■ Description of the task
Looking at the listing beneath, work out how many lines hold "Shift" and report only that figure.

■ Record set
^^^^^^^^

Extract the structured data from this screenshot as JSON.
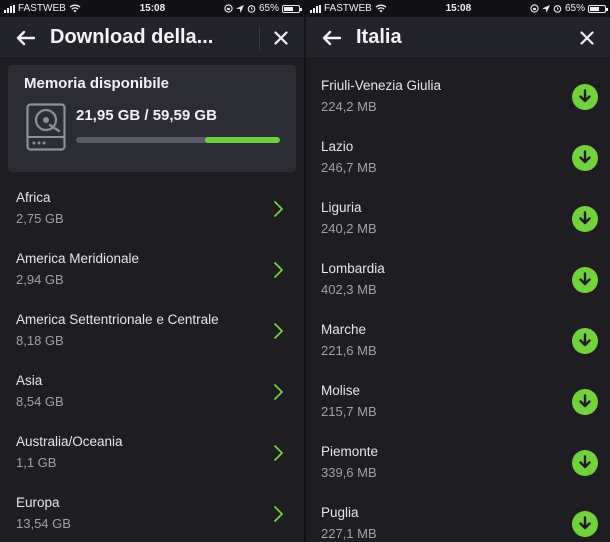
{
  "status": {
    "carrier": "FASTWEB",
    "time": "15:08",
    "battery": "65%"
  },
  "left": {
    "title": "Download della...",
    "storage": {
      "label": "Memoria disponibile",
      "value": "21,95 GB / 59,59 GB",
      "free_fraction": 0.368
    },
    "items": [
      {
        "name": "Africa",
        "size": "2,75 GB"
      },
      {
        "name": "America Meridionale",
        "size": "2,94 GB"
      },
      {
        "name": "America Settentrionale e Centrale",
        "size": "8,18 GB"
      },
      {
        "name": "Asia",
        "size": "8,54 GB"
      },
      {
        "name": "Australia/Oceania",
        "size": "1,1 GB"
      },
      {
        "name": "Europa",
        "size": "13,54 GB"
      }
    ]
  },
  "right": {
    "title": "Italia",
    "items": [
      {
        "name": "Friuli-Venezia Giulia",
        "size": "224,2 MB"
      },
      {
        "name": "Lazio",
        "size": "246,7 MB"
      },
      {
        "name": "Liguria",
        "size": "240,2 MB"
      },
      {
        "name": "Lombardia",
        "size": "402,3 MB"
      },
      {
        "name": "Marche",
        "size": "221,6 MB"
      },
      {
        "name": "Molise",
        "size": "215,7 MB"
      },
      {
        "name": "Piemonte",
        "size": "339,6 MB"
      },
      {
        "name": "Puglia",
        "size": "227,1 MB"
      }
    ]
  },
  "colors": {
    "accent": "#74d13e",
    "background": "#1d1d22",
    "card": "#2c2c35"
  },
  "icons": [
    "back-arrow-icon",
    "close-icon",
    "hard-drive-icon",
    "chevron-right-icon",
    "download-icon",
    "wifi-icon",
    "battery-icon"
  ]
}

^^^^^^^^

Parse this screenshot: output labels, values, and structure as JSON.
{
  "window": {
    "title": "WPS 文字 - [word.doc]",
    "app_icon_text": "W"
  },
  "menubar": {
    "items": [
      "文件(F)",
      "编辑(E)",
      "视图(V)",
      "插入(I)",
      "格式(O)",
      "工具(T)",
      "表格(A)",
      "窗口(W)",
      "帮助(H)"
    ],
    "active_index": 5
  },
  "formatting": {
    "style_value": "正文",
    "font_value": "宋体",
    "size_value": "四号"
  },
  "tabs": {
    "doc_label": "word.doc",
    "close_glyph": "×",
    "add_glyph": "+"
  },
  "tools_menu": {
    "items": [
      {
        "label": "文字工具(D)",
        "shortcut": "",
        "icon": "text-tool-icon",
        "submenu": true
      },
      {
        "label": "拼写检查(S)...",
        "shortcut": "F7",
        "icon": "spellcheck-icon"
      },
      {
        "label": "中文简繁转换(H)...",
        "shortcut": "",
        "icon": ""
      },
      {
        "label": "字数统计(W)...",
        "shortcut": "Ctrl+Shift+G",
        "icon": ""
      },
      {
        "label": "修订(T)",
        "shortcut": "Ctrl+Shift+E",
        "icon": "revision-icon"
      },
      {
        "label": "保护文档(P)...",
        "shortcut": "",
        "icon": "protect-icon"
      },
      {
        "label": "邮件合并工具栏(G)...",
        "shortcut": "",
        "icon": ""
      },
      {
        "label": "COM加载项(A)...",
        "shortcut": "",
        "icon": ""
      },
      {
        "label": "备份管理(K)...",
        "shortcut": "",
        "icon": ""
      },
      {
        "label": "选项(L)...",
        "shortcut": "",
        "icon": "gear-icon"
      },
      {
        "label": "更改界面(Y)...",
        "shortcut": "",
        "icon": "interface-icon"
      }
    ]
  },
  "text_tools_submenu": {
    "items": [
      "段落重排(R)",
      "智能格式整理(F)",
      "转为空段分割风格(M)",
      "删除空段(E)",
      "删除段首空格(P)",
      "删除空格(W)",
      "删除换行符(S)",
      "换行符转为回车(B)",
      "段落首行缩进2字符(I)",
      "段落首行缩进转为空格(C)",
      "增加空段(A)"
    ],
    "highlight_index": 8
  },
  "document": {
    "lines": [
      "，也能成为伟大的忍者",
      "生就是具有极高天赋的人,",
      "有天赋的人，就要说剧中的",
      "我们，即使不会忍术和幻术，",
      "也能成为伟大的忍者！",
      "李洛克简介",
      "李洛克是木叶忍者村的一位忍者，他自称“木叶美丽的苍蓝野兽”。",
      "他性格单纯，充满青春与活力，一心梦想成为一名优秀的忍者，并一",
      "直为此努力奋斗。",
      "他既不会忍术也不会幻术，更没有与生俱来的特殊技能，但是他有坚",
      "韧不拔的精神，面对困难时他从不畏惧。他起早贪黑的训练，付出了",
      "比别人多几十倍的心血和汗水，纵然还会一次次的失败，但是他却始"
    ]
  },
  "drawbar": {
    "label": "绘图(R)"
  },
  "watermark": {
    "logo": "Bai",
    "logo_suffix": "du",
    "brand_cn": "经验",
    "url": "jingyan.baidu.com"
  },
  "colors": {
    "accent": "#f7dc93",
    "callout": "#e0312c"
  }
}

^^^^^^^^

■ Exercise output
2